# Material for this exercise start

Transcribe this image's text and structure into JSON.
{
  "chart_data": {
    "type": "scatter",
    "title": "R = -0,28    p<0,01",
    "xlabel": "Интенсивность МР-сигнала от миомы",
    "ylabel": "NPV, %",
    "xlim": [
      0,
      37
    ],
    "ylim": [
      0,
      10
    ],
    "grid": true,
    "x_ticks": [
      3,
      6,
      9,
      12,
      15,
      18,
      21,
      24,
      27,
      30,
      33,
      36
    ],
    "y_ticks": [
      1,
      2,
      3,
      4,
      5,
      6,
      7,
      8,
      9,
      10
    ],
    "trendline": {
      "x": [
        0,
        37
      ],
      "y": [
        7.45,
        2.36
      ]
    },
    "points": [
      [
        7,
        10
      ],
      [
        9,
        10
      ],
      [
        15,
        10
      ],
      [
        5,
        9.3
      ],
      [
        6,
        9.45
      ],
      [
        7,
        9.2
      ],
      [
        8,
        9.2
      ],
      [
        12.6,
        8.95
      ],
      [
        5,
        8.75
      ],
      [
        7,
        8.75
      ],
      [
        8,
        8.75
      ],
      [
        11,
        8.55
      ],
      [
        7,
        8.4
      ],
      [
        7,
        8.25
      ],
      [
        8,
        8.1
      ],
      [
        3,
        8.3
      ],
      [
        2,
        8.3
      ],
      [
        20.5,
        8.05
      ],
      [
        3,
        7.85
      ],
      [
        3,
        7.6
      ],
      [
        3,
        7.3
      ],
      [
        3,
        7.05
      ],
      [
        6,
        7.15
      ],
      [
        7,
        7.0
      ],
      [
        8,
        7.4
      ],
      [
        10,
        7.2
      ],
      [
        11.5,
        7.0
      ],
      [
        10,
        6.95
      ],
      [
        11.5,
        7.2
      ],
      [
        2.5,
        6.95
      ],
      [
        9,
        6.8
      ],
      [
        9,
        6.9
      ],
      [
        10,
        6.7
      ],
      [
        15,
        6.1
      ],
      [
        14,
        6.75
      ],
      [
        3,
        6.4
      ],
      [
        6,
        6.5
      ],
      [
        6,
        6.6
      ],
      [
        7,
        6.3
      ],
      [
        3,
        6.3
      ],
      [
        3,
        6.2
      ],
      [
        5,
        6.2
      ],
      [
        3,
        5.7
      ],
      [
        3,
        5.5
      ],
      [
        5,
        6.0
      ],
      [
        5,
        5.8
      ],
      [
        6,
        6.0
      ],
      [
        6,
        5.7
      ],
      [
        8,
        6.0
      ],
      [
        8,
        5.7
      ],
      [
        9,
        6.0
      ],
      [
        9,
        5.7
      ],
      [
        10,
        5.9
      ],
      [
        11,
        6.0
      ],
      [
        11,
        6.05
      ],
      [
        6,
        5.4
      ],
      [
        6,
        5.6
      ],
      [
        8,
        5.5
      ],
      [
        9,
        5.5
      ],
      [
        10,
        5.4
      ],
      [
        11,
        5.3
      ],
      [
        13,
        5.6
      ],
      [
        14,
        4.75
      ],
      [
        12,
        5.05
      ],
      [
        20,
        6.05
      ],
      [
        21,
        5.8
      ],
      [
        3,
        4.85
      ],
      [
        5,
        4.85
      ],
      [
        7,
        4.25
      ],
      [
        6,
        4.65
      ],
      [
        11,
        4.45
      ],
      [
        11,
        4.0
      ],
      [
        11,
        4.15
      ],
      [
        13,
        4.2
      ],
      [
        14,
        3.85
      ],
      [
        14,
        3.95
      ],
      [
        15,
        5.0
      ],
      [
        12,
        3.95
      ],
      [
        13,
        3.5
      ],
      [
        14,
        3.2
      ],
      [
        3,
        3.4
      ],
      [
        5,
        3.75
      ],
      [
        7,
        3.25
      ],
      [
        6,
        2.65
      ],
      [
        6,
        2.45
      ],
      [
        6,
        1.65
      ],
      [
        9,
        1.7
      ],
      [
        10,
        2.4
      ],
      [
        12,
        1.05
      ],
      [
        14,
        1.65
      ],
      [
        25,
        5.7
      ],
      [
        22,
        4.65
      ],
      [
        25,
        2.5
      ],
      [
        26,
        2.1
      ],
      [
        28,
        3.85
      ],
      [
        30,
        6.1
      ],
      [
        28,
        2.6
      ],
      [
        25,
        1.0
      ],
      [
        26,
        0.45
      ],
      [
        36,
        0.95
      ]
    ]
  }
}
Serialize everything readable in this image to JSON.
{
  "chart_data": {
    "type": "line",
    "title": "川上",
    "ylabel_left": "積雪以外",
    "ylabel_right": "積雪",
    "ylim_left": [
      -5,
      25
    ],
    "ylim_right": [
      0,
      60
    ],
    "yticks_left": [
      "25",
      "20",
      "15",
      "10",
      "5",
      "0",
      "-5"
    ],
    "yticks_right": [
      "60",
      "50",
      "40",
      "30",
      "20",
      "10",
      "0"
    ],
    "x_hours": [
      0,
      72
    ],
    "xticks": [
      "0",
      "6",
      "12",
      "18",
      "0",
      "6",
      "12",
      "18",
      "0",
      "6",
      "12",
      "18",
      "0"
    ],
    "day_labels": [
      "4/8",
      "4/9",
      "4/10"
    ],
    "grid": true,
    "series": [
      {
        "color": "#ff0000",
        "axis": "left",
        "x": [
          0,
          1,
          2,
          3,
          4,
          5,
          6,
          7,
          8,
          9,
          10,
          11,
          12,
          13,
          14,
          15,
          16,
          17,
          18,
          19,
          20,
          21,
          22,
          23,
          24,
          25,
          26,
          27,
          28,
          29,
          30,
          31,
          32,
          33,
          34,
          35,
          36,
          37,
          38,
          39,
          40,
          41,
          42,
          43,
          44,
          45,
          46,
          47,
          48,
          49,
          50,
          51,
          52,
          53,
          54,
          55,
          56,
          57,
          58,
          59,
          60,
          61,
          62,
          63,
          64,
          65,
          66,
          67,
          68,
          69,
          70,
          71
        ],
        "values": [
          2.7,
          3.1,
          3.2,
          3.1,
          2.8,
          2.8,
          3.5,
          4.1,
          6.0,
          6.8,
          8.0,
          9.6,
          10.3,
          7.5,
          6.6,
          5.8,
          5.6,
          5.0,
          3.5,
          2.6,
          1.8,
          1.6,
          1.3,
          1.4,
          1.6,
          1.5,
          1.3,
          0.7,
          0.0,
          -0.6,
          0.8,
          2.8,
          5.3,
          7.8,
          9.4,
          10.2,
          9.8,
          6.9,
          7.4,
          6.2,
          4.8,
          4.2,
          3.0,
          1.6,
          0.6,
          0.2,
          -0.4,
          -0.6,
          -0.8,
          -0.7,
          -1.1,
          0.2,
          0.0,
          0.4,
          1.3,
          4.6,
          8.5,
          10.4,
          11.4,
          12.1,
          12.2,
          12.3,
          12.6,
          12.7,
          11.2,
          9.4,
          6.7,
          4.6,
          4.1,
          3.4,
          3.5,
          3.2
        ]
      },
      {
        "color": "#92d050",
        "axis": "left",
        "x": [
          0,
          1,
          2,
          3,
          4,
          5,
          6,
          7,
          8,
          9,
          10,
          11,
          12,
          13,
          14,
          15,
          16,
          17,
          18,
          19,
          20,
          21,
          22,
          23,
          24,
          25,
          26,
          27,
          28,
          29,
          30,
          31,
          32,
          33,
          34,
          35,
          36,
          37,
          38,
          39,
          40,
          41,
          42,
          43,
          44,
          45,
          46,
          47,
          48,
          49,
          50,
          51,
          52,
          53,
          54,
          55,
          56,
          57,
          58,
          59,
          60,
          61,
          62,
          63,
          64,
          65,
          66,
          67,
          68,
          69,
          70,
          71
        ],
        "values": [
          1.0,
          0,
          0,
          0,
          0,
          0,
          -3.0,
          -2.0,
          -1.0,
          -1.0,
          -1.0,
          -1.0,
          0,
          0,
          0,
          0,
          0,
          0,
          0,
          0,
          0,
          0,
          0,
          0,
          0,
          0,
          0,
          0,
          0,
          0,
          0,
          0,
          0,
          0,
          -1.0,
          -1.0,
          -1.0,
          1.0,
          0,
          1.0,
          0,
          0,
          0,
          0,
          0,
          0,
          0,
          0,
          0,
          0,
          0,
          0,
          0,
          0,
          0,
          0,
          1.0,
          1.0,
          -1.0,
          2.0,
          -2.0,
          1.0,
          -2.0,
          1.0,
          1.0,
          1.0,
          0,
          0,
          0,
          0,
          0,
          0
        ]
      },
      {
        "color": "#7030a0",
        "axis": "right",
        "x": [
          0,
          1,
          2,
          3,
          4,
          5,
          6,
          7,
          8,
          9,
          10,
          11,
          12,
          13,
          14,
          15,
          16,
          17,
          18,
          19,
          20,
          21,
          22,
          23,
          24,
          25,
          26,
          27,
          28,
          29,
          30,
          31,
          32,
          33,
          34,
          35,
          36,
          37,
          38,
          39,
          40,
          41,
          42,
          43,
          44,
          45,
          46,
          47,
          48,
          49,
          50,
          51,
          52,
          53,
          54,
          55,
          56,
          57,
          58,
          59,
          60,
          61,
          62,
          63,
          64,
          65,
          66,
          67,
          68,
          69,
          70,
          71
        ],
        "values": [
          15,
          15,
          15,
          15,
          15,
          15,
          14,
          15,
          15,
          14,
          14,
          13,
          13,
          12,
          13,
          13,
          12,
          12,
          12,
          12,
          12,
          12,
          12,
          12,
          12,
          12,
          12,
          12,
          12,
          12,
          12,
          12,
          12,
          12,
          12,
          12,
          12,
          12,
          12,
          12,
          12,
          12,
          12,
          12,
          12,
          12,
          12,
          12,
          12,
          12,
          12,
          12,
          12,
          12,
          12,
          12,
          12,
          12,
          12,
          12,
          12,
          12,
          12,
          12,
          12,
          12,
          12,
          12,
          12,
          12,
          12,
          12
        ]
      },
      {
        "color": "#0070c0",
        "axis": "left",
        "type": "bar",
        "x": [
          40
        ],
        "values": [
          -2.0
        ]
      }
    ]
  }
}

# Material for this exercise end

State the number of lines above that hold the string "color", with nothing added.

• **Response**: 4